* Instructions to follow:
Give the listing below again in full, exactly as written.

* Source records:
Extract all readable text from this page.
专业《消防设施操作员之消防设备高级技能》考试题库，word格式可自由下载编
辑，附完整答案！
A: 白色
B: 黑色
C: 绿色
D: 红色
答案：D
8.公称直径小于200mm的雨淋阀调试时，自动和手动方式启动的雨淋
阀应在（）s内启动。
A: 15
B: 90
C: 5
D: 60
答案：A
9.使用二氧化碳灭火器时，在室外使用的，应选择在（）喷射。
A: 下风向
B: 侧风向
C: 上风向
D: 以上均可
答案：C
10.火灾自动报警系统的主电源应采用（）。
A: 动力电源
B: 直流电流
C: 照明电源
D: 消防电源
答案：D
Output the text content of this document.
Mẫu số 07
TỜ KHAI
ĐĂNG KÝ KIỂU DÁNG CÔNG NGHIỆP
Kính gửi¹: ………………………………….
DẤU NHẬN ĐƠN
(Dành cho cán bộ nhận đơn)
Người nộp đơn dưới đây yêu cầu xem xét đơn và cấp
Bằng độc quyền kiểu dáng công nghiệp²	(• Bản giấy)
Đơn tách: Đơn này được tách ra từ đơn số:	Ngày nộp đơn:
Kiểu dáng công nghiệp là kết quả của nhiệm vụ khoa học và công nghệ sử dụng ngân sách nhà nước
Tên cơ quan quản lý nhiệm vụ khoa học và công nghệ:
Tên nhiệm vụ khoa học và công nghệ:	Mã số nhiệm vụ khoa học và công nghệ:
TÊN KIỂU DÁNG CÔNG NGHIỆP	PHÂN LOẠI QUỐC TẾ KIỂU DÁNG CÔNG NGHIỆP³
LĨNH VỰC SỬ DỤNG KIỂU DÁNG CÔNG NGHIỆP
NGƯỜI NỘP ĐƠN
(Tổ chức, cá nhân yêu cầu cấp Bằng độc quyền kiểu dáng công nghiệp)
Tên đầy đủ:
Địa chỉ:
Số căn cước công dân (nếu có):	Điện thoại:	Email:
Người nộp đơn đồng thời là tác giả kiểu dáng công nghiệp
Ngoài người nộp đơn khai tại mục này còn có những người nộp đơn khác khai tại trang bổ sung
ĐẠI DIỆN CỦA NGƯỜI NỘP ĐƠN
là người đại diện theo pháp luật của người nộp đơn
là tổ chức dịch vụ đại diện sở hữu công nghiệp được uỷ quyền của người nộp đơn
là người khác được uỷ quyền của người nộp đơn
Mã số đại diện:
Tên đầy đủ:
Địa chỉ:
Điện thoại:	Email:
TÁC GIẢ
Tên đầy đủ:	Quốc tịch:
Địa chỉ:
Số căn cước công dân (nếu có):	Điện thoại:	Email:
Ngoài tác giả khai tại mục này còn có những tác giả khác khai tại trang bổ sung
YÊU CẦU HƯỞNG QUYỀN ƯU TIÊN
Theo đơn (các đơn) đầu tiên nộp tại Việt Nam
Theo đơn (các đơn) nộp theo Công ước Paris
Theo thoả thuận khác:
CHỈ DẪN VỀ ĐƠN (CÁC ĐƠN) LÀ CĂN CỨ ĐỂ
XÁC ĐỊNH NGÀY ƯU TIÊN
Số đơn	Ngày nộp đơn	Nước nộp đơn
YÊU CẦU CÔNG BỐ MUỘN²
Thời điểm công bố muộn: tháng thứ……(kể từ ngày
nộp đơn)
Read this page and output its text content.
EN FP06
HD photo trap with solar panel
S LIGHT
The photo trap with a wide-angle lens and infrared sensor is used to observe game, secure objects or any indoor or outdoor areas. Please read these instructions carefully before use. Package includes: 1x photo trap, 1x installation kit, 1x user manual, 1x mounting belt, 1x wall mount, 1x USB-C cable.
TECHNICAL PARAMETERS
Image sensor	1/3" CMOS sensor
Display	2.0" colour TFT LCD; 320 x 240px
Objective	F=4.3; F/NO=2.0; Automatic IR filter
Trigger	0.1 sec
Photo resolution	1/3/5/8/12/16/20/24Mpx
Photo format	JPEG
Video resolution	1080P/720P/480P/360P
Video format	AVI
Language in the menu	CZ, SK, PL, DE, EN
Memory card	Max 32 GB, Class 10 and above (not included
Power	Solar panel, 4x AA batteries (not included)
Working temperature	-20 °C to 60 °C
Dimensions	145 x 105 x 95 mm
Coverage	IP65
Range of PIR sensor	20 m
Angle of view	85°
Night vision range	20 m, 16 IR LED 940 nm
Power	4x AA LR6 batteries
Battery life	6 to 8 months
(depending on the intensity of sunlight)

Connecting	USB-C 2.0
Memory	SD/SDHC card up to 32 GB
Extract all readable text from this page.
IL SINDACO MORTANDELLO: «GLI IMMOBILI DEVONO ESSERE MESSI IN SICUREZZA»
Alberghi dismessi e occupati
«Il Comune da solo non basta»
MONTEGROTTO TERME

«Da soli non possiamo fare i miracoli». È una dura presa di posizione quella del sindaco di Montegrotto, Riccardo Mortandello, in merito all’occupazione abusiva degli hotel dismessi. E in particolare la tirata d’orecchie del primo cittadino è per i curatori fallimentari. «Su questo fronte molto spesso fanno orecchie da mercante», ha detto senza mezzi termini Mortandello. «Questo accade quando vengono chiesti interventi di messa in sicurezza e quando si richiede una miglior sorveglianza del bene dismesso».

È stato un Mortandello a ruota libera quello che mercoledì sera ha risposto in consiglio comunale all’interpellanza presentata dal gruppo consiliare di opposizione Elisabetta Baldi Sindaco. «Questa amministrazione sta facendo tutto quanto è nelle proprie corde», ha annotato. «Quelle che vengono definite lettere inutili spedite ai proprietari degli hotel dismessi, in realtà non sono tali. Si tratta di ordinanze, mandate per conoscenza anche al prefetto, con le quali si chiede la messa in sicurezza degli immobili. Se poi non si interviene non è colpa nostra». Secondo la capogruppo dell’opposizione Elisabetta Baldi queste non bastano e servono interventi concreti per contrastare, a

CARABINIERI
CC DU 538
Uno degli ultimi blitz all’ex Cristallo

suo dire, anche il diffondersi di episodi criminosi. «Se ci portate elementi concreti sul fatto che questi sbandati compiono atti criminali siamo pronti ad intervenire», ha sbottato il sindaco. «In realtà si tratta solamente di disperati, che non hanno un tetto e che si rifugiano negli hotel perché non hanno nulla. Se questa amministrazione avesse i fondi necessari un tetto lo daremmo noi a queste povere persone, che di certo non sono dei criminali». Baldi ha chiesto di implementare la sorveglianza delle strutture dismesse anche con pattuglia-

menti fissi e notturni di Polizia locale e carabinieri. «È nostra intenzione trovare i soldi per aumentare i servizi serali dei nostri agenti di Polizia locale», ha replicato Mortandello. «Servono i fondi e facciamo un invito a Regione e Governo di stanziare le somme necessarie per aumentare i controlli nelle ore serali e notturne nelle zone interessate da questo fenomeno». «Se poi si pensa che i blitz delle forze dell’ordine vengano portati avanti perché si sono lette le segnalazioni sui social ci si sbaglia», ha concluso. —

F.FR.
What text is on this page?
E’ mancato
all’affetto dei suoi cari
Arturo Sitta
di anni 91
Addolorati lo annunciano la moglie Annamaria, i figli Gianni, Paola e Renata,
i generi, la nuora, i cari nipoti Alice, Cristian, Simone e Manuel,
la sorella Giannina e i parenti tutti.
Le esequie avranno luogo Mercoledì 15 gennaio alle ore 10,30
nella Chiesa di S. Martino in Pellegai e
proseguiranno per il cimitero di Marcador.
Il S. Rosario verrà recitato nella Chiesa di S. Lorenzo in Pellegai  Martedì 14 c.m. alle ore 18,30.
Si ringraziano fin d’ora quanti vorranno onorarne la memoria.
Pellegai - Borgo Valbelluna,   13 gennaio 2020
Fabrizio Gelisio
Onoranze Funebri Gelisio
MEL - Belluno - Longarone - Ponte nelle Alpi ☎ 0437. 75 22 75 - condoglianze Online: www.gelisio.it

* Right answer:
Extract all readable text from this page.
专业《消防设施操作员之消防设备高级技能》考试题库，word格式可自由下载编
辑，附完整答案！
A: 白色
B: 黑色
C: 绿色
D: 红色
答案：D
8.公称直径小于200mm的雨淋阀调试时，自动和手动方式启动的雨淋
阀应在（）s内启动。
A: 15
B: 90
C: 5
D: 60
答案：A
9.使用二氧化碳灭火器时，在室外使用的，应选择在（）喷射。
A: 下风向
B: 侧风向
C: 上风向
D: 以上均可
答案：C
10.火灾自动报警系统的主电源应采用（）。
A: 动力电源
B: 直流电流
C: 照明电源
D: 消防电源
答案：D
Output the text content of this document.
Mẫu số 07
TỜ KHAI
ĐĂNG KÝ KIỂU DÁNG CÔNG NGHIỆP
Kính gửi¹: ………………………………….
DẤU NHẬN ĐƠN
(Dành cho cán bộ nhận đơn)
Người nộp đơn dưới đây yêu cầu xem xét đơn và cấp
Bằng độc quyền kiểu dáng công nghiệp²	(• Bản giấy)
Đơn tách: Đơn này được tách ra từ đơn số:	Ngày nộp đơn:
Kiểu dáng công nghiệp là kết quả của nhiệm vụ khoa học và công nghệ sử dụng ngân sách nhà nước
Tên cơ quan quản lý nhiệm vụ khoa học và công nghệ:
Tên nhiệm vụ khoa học và công nghệ:	Mã số nhiệm vụ khoa học và công nghệ:
TÊN KIỂU DÁNG CÔNG NGHIỆP	PHÂN LOẠI QUỐC TẾ KIỂU DÁNG CÔNG NGHIỆP³
LĨNH VỰC SỬ DỤNG KIỂU DÁNG CÔNG NGHIỆP
NGƯỜI NỘP ĐƠN
(Tổ chức, cá nhân yêu cầu cấp Bằng độc quyền kiểu dáng công nghiệp)
Tên đầy đủ:
Địa chỉ:
Số căn cước công dân (nếu có):	Điện thoại:	Email:
Người nộp đơn đồng thời là tác giả kiểu dáng công nghiệp
Ngoài người nộp đơn khai tại mục này còn có những người nộp đơn khác khai tại trang bổ sung
ĐẠI DIỆN CỦA NGƯỜI NỘP ĐƠN
là người đại diện theo pháp luật của người nộp đơn
là tổ chức dịch vụ đại diện sở hữu công nghiệp được uỷ quyền của người nộp đơn
là người khác được uỷ quyền của người nộp đơn
Mã số đại diện:
Tên đầy đủ:
Địa chỉ:
Điện thoại:	Email:
TÁC GIẢ
Tên đầy đủ:	Quốc tịch:
Địa chỉ:
Số căn cước công dân (nếu có):	Điện thoại:	Email:
Ngoài tác giả khai tại mục này còn có những tác giả khác khai tại trang bổ sung
YÊU CẦU HƯỞNG QUYỀN ƯU TIÊN
Theo đơn (các đơn) đầu tiên nộp tại Việt Nam
Theo đơn (các đơn) nộp theo Công ước Paris
Theo thoả thuận khác:
CHỈ DẪN VỀ ĐƠN (CÁC ĐƠN) LÀ CĂN CỨ ĐỂ
XÁC ĐỊNH NGÀY ƯU TIÊN
Số đơn	Ngày nộp đơn	Nước nộp đơn
YÊU CẦU CÔNG BỐ MUỘN²
Thời điểm công bố muộn: tháng thứ……(kể từ ngày
nộp đơn)
Read this page and output its text content.
EN FP06
HD photo trap with solar panel
S LIGHT
The photo trap with a wide-angle lens and infrared sensor is used to observe game, secure objects or any indoor or outdoor areas. Please read these instructions carefully before use. Package includes: 1x photo trap, 1x installation kit, 1x user manual, 1x mounting belt, 1x wall mount, 1x USB-C cable.
TECHNICAL PARAMETERS
Image sensor	1/3" CMOS sensor
Display	2.0" colour TFT LCD; 320 x 240px
Objective	F=4.3; F/NO=2.0; Automatic IR filter
Trigger	0.1 sec
Photo resolution	1/3/5/8/12/16/20/24Mpx
Photo format	JPEG
Video resolution	1080P/720P/480P/360P
Video format	AVI
Language in the menu	CZ, SK, PL, DE, EN
Memory card	Max 32 GB, Class 10 and above (not included
Power	Solar panel, 4x AA batteries (not included)
Working temperature	-20 °C to 60 °C
Dimensions	145 x 105 x 95 mm
Coverage	IP65
Range of PIR sensor	20 m
Angle of view	85°
Night vision range	20 m, 16 IR LED 940 nm
Power	4x AA LR6 batteries
Battery life	6 to 8 months
(depending on the intensity of sunlight)

Connecting	USB-C 2.0
Memory	SD/SDHC card up to 32 GB
Extract all readable text from this page.
IL SINDACO MORTANDELLO: «GLI IMMOBILI DEVONO ESSERE MESSI IN SICUREZZA»
Alberghi dismessi e occupati
«Il Comune da solo non basta»
MONTEGROTTO TERME

«Da soli non possiamo fare i miracoli». È una dura presa di posizione quella del sindaco di Montegrotto, Riccardo Mortandello, in merito all’occupazione abusiva degli hotel dismessi. E in particolare la tirata d’orecchie del primo cittadino è per i curatori fallimentari. «Su questo fronte molto spesso fanno orecchie da mercante», ha detto senza mezzi termini Mortandello. «Questo accade quando vengono chiesti interventi di messa in sicurezza e quando si richiede una miglior sorveglianza del bene dismesso».

È stato un Mortandello a ruota libera quello che mercoledì sera ha risposto in consiglio comunale all’interpellanza presentata dal gruppo consiliare di opposizione Elisabetta Baldi Sindaco. «Questa amministrazione sta facendo tutto quanto è nelle proprie corde», ha annotato. «Quelle che vengono definite lettere inutili spedite ai proprietari degli hotel dismessi, in realtà non sono tali. Si tratta di ordinanze, mandate per conoscenza anche al prefetto, con le quali si chiede la messa in sicurezza degli immobili. Se poi non si interviene non è colpa nostra». Secondo la capogruppo dell’opposizione Elisabetta Baldi queste non bastano e servono interventi concreti per contrastare, a

CARABINIERI
CC DU 538
Uno degli ultimi blitz all’ex Cristallo

suo dire, anche il diffondersi di episodi criminosi. «Se ci portate elementi concreti sul fatto che questi sbandati compiono atti criminali siamo pronti ad intervenire», ha sbottato il sindaco. «In realtà si tratta solamente di disperati, che non hanno un tetto e che si rifugiano negli hotel perché non hanno nulla. Se questa amministrazione avesse i fondi necessari un tetto lo daremmo noi a queste povere persone, che di certo non sono dei criminali». Baldi ha chiesto di implementare la sorveglianza delle strutture dismesse anche con pattuglia-

menti fissi e notturni di Polizia locale e carabinieri. «È nostra intenzione trovare i soldi per aumentare i servizi serali dei nostri agenti di Polizia locale», ha replicato Mortandello. «Servono i fondi e facciamo un invito a Regione e Governo di stanziare le somme necessarie per aumentare i controlli nelle ore serali e notturne nelle zone interessate da questo fenomeno». «Se poi si pensa che i blitz delle forze dell’ordine vengano portati avanti perché si sono lette le segnalazioni sui social ci si sbaglia», ha concluso. —

F.FR.
What text is on this page?
E’ mancato
all’affetto dei suoi cari
Arturo Sitta
di anni 91
Addolorati lo annunciano la moglie Annamaria, i figli Gianni, Paola e Renata,
i generi, la nuora, i cari nipoti Alice, Cristian, Simone e Manuel,
la sorella Giannina e i parenti tutti.
Le esequie avranno luogo Mercoledì 15 gennaio alle ore 10,30
nella Chiesa di S. Martino in Pellegai e
proseguiranno per il cimitero di Marcador.
Il S. Rosario verrà recitato nella Chiesa di S. Lorenzo in Pellegai  Martedì 14 c.m. alle ore 18,30.
Si ringraziano fin d’ora quanti vorranno onorarne la memoria.
Pellegai - Borgo Valbelluna,   13 gennaio 2020
Fabrizio Gelisio
Onoranze Funebri Gelisio
MEL - Belluno - Longarone - Ponte nelle Alpi ☎ 0437. 75 22 75 - condoglianze Online: www.gelisio.it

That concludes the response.